**Given problem**
Take every line where the string "name" appears and copy it.

**Figure data in JSON**

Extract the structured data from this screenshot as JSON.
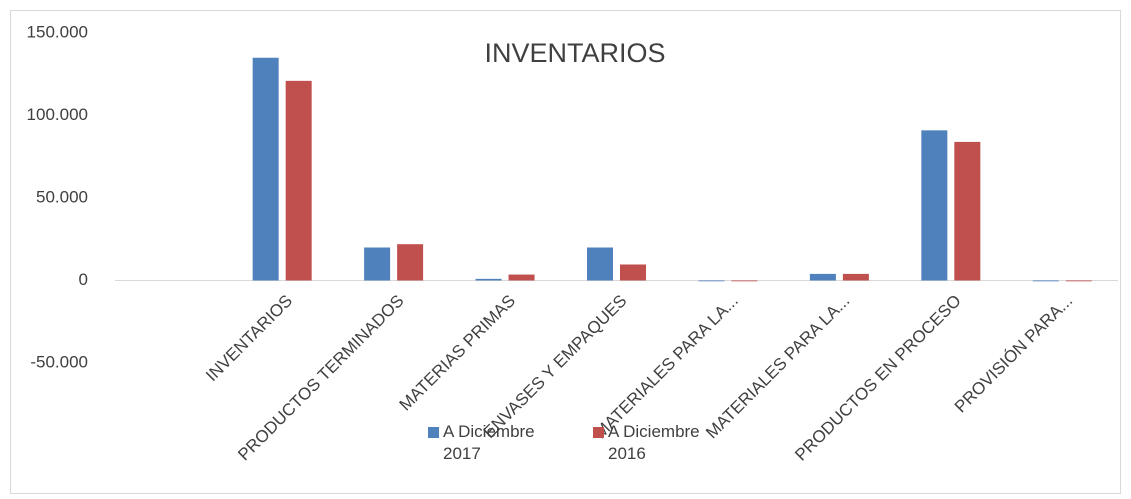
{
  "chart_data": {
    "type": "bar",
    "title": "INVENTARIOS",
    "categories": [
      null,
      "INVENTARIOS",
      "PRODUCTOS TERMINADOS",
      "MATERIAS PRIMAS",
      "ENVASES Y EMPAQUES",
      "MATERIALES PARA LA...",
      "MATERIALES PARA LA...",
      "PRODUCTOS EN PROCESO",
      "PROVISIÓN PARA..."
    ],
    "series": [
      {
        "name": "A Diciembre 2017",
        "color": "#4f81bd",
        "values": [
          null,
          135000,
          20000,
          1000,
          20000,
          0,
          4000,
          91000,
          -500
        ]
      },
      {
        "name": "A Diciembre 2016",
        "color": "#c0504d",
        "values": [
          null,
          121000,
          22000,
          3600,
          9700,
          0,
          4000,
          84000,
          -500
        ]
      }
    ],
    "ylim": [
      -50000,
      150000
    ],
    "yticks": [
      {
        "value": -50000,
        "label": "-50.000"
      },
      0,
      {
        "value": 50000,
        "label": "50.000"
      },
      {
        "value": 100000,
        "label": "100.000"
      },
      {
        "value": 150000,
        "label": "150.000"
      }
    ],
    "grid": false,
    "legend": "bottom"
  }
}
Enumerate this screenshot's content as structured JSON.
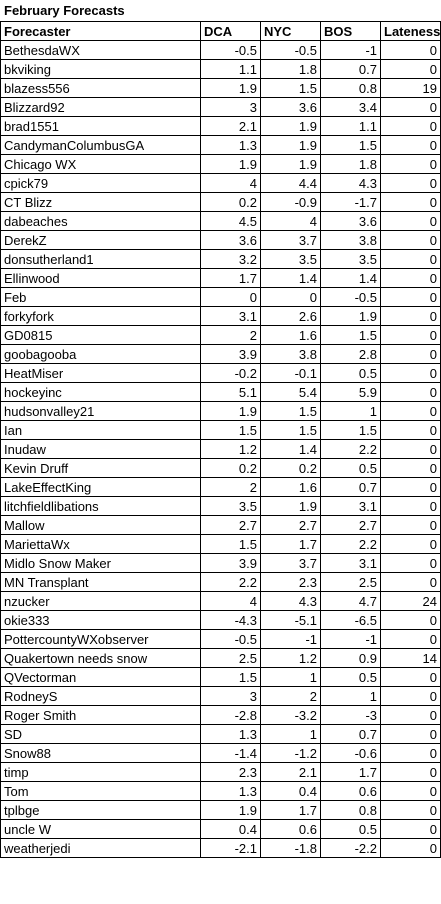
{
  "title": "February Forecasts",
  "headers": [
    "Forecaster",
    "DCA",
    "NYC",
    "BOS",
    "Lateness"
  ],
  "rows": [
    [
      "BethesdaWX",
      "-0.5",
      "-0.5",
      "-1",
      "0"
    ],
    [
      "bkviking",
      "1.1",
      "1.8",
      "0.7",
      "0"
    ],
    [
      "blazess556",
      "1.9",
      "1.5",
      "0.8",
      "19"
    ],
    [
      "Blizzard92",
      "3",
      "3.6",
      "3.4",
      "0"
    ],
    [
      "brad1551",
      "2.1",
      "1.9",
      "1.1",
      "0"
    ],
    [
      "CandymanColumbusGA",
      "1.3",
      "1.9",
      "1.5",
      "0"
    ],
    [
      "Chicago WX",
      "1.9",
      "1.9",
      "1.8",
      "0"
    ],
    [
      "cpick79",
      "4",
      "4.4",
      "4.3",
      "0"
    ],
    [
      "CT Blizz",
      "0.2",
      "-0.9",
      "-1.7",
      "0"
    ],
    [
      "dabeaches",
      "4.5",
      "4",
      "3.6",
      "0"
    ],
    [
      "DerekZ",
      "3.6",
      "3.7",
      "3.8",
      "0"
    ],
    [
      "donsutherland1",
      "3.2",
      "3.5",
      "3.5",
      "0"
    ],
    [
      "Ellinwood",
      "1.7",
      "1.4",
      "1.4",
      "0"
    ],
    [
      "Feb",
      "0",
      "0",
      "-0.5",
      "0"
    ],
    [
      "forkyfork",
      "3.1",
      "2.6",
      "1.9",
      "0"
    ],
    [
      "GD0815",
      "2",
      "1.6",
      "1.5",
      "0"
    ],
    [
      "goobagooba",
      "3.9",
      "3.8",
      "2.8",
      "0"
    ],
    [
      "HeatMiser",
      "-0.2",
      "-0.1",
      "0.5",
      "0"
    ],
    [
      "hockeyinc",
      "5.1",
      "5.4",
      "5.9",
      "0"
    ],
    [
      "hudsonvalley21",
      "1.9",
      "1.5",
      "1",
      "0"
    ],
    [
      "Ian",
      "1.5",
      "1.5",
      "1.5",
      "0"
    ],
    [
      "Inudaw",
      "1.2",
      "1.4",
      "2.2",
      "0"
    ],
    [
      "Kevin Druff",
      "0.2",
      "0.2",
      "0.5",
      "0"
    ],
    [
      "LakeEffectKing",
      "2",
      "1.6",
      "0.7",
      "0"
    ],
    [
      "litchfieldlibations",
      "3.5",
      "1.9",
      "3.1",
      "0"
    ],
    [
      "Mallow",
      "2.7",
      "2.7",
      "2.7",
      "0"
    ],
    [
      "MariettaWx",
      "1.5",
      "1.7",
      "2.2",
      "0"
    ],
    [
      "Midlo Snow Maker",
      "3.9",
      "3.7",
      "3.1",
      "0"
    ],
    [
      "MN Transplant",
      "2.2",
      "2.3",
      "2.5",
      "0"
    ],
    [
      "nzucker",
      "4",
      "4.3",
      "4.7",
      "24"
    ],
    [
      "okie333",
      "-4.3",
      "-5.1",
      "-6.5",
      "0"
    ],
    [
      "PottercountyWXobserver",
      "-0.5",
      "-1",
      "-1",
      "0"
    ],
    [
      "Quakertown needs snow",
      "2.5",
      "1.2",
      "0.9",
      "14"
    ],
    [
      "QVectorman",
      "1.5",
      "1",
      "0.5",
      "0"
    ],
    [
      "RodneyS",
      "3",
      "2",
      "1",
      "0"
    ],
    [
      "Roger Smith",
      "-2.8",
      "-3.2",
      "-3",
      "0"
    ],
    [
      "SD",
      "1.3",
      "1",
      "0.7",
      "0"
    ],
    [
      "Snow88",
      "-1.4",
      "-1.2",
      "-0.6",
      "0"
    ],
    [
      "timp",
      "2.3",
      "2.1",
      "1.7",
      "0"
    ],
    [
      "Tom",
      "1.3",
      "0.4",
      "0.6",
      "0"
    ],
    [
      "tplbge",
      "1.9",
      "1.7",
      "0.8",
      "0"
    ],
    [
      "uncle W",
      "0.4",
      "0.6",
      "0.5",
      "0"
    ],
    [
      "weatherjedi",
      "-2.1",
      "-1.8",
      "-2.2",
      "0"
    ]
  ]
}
---
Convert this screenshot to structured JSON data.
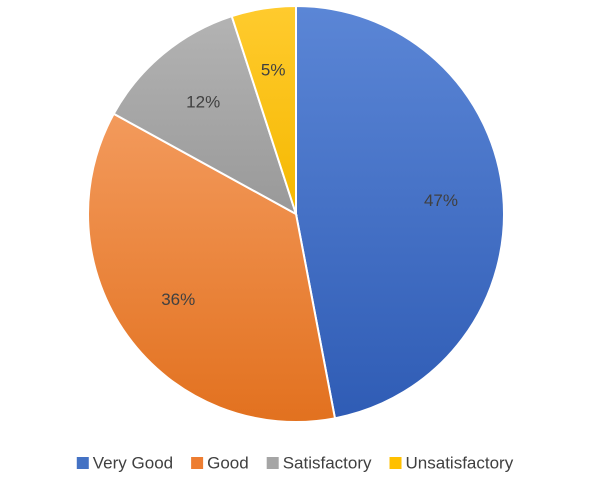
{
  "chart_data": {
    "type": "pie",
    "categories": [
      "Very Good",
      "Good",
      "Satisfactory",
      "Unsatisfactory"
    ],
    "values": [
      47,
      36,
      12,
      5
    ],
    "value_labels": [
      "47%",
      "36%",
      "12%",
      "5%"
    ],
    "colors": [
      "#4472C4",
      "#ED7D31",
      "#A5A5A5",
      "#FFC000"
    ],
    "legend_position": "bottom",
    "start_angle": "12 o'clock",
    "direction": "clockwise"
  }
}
---
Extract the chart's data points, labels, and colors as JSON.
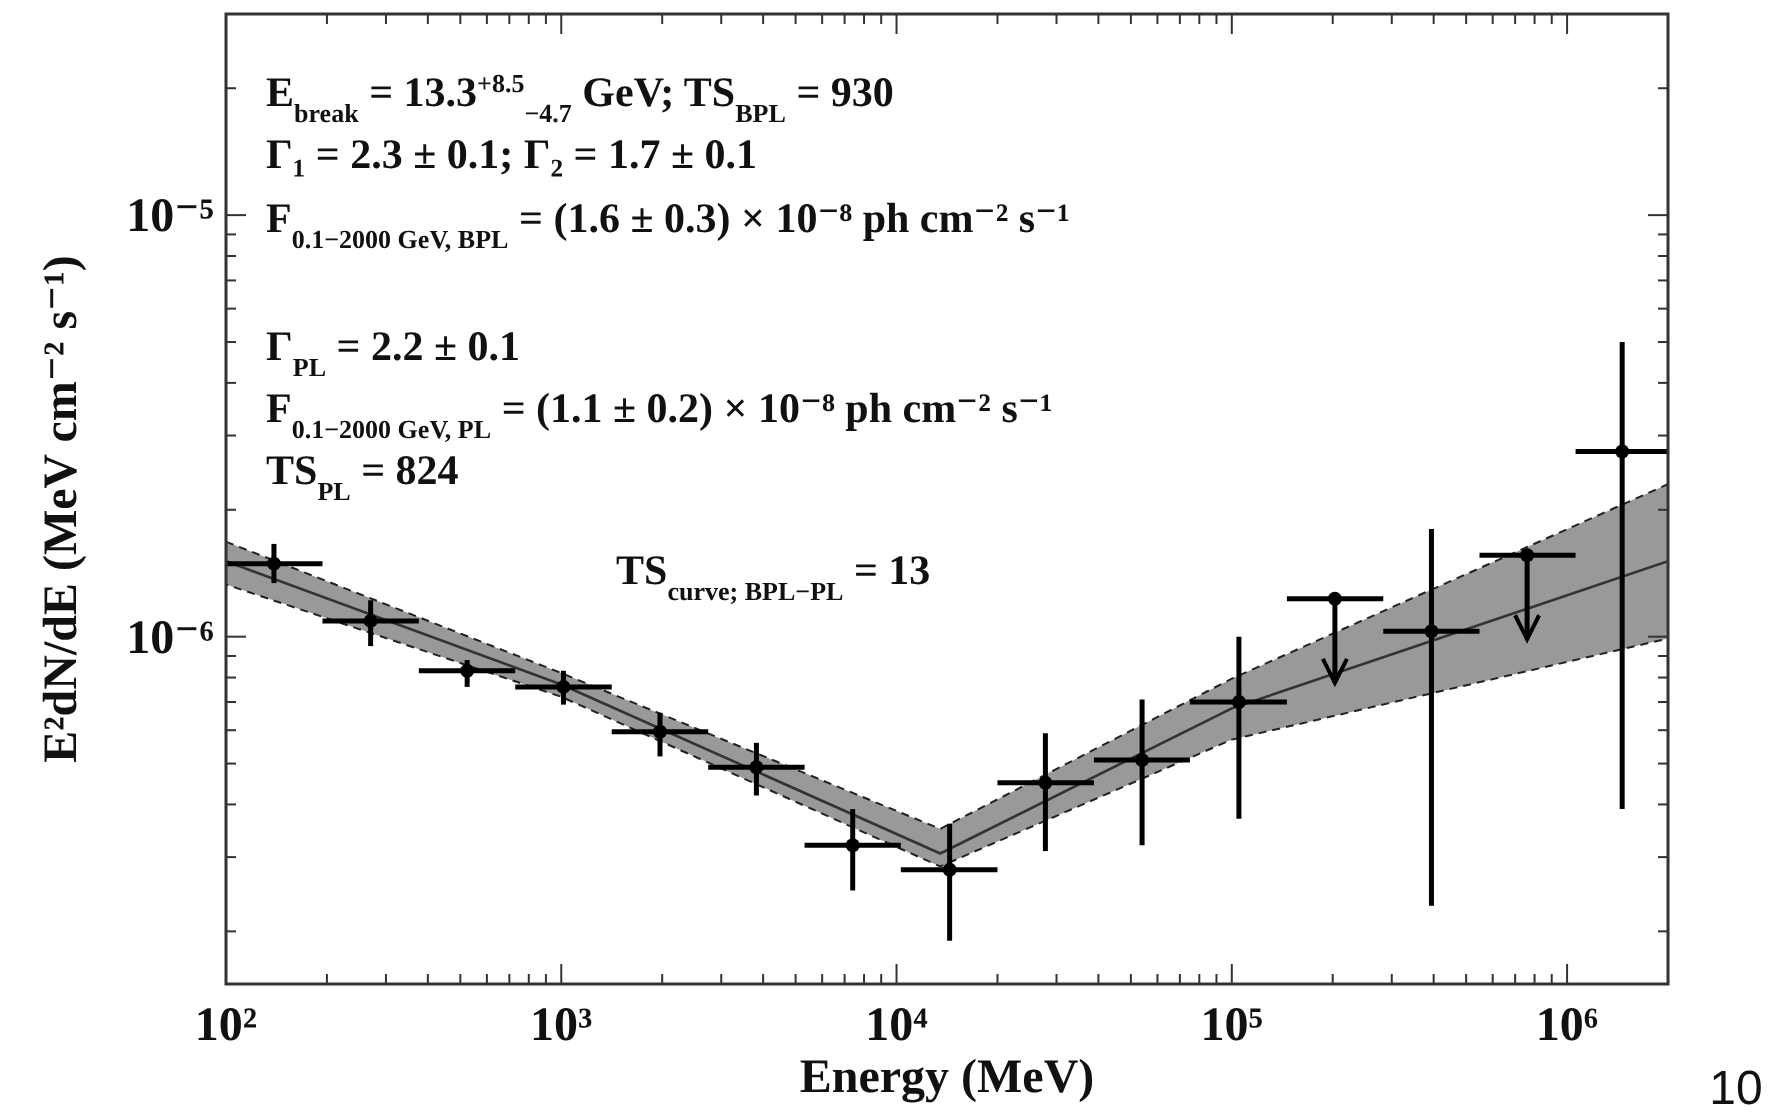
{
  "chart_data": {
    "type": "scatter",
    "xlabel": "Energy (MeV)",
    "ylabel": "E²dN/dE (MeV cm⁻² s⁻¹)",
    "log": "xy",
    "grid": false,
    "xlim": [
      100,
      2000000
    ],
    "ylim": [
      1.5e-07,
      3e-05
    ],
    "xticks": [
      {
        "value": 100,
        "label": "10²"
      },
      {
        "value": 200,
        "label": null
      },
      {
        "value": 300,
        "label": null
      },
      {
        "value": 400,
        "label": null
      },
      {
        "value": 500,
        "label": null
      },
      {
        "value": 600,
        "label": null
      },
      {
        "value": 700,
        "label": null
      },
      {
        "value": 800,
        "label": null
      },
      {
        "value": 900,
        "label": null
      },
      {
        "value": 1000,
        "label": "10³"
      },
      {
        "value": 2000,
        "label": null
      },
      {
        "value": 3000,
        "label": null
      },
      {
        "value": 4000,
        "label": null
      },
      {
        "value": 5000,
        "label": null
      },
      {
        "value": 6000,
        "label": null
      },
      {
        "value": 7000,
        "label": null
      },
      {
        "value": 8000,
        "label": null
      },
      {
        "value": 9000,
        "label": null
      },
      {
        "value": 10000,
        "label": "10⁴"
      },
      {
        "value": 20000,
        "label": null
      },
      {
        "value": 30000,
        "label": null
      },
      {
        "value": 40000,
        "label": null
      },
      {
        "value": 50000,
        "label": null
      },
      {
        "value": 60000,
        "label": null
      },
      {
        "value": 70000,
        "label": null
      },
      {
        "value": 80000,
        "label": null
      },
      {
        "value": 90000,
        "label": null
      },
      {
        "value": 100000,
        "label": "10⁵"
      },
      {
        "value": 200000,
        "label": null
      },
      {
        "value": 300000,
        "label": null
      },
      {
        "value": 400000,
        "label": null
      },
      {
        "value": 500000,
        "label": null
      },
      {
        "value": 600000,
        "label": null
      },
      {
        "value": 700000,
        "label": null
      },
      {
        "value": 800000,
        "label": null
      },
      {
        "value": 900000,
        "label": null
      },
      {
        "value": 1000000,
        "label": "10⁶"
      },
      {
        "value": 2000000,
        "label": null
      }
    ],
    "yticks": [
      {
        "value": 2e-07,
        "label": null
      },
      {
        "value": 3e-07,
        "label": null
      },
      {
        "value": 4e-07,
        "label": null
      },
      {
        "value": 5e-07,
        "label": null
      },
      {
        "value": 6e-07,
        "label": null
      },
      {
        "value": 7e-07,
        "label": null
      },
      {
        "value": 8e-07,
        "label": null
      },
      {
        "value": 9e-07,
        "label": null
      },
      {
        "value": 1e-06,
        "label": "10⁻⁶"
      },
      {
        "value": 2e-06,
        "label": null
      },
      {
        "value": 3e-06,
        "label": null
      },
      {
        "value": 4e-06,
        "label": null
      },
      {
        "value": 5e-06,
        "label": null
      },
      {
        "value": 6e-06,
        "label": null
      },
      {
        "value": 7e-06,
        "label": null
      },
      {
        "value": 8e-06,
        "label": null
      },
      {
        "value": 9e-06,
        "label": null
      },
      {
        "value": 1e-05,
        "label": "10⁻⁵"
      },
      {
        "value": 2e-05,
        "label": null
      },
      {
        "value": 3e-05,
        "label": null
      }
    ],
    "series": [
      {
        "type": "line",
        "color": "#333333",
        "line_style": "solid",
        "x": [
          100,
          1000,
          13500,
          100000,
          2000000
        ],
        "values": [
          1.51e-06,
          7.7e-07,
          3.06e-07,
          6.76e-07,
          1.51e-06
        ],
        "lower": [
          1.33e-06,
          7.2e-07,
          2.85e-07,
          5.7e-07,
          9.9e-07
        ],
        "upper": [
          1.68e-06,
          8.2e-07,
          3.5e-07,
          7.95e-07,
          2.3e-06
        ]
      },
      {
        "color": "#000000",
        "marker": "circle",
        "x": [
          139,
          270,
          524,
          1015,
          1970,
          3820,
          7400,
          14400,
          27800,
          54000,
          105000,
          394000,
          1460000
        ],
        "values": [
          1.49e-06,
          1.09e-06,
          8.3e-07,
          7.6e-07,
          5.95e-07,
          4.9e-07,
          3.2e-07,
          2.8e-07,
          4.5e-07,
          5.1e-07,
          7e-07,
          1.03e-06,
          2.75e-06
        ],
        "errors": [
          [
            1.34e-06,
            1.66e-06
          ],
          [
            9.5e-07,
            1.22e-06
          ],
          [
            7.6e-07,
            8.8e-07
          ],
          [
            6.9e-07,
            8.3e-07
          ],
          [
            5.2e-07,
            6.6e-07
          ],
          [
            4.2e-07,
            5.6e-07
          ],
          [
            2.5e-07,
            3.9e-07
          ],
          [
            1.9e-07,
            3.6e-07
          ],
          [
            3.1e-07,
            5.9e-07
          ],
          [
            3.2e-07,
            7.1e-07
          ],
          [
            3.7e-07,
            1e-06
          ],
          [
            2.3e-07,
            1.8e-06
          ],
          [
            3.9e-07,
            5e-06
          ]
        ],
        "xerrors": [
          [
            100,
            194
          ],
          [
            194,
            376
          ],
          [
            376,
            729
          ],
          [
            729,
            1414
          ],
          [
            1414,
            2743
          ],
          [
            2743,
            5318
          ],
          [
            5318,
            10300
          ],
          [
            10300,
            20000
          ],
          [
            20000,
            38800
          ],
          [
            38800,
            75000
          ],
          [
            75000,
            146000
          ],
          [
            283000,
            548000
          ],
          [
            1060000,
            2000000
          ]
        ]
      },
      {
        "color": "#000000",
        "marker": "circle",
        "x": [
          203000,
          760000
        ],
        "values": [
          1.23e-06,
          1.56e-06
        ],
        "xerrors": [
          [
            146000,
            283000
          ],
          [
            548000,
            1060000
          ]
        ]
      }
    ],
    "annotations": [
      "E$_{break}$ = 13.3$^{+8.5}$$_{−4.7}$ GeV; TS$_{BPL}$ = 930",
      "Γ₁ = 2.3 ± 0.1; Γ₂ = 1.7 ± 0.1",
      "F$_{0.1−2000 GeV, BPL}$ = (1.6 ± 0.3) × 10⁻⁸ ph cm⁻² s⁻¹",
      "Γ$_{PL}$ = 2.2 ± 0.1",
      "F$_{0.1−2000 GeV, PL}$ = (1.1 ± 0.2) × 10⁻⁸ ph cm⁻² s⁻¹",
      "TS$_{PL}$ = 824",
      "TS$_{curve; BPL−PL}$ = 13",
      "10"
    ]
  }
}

**Exercise answer**
        "name": "A Diciembre 2017",
        "name": "A Diciembre 2016",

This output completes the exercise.